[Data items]
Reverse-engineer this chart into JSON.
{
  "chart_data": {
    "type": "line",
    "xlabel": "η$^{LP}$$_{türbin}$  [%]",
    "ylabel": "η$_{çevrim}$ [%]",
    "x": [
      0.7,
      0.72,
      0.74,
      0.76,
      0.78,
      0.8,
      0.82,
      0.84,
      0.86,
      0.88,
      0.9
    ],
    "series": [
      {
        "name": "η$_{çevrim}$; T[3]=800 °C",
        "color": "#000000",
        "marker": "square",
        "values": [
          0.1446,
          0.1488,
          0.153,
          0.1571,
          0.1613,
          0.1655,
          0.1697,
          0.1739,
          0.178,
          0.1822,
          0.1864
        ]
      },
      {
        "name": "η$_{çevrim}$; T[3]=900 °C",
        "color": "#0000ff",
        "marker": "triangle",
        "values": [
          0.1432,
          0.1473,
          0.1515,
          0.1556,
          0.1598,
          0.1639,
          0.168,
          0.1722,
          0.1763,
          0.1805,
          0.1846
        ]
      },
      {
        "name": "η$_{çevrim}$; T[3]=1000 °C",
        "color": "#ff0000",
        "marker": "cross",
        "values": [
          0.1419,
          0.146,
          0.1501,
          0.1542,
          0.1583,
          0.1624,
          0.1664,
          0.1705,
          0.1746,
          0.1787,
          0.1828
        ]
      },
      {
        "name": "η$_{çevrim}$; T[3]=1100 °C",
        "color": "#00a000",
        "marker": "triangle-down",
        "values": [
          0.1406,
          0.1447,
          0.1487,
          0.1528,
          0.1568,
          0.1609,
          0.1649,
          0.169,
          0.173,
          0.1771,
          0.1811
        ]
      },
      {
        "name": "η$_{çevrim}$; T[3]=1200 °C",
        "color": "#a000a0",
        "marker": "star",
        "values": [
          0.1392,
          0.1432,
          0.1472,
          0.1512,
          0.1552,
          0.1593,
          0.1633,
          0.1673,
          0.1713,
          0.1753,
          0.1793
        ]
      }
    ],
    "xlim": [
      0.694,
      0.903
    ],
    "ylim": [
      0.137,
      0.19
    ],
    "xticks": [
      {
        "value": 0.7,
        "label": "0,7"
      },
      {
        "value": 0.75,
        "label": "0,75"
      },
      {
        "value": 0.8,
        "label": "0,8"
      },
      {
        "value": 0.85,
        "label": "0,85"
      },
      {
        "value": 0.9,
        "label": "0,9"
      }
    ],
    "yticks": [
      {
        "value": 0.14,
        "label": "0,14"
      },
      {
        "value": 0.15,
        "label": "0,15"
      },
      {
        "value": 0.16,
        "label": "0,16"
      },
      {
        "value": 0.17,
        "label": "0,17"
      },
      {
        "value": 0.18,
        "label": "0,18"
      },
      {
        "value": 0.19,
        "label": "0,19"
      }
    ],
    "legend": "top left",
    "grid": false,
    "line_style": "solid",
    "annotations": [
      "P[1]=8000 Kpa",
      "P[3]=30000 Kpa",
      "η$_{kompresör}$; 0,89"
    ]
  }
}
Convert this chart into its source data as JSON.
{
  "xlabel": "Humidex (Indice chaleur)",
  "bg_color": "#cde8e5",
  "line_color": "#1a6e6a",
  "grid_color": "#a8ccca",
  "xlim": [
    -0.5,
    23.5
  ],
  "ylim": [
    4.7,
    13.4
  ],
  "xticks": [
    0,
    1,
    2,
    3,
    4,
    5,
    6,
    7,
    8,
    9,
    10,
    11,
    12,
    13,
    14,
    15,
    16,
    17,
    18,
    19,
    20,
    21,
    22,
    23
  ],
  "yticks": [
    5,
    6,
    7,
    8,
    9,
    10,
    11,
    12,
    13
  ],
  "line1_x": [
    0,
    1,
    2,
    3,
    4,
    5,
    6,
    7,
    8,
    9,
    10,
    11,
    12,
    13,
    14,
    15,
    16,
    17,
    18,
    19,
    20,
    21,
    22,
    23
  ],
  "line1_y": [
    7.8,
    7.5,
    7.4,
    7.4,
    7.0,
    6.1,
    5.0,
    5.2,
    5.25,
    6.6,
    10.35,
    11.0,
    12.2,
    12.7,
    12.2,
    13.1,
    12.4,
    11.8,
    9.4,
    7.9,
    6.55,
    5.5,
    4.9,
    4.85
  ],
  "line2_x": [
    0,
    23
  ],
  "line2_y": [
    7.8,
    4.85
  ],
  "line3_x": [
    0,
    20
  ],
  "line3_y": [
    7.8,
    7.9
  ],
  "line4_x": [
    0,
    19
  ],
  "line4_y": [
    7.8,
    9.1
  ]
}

## [Prompt]
Return only the lines running from the line with "Convert this chart" to the last line of the records, both included, exactly as written.

## [Full output]
Convert this chart into its source data as JSON.
{
  "xlabel": "Humidex (Indice chaleur)",
  "bg_color": "#cde8e5",
  "line_color": "#1a6e6a",
  "grid_color": "#a8ccca",
  "xlim": [
    -0.5,
    23.5
  ],
  "ylim": [
    4.7,
    13.4
  ],
  "xticks": [
    0,
    1,
    2,
    3,
    4,
    5,
    6,
    7,
    8,
    9,
    10,
    11,
    12,
    13,
    14,
    15,
    16,
    17,
    18,
    19,
    20,
    21,
    22,
    23
  ],
  "yticks": [
    5,
    6,
    7,
    8,
    9,
    10,
    11,
    12,
    13
  ],
  "line1_x": [
    0,
    1,
    2,
    3,
    4,
    5,
    6,
    7,
    8,
    9,
    10,
    11,
    12,
    13,
    14,
    15,
    16,
    17,
    18,
    19,
    20,
    21,
    22,
    23
  ],
  "line1_y": [
    7.8,
    7.5,
    7.4,
    7.4,
    7.0,
    6.1,
    5.0,
    5.2,
    5.25,
    6.6,
    10.35,
    11.0,
    12.2,
    12.7,
    12.2,
    13.1,
    12.4,
    11.8,
    9.4,
    7.9,
    6.55,
    5.5,
    4.9,
    4.85
  ],
  "line2_x": [
    0,
    23
  ],
  "line2_y": [
    7.8,
    4.85
  ],
  "line3_x": [
    0,
    20
  ],
  "line3_y": [
    7.8,
    7.9
  ],
  "line4_x": [
    0,
    19
  ],
  "line4_y": [
    7.8,
    9.1
  ]
}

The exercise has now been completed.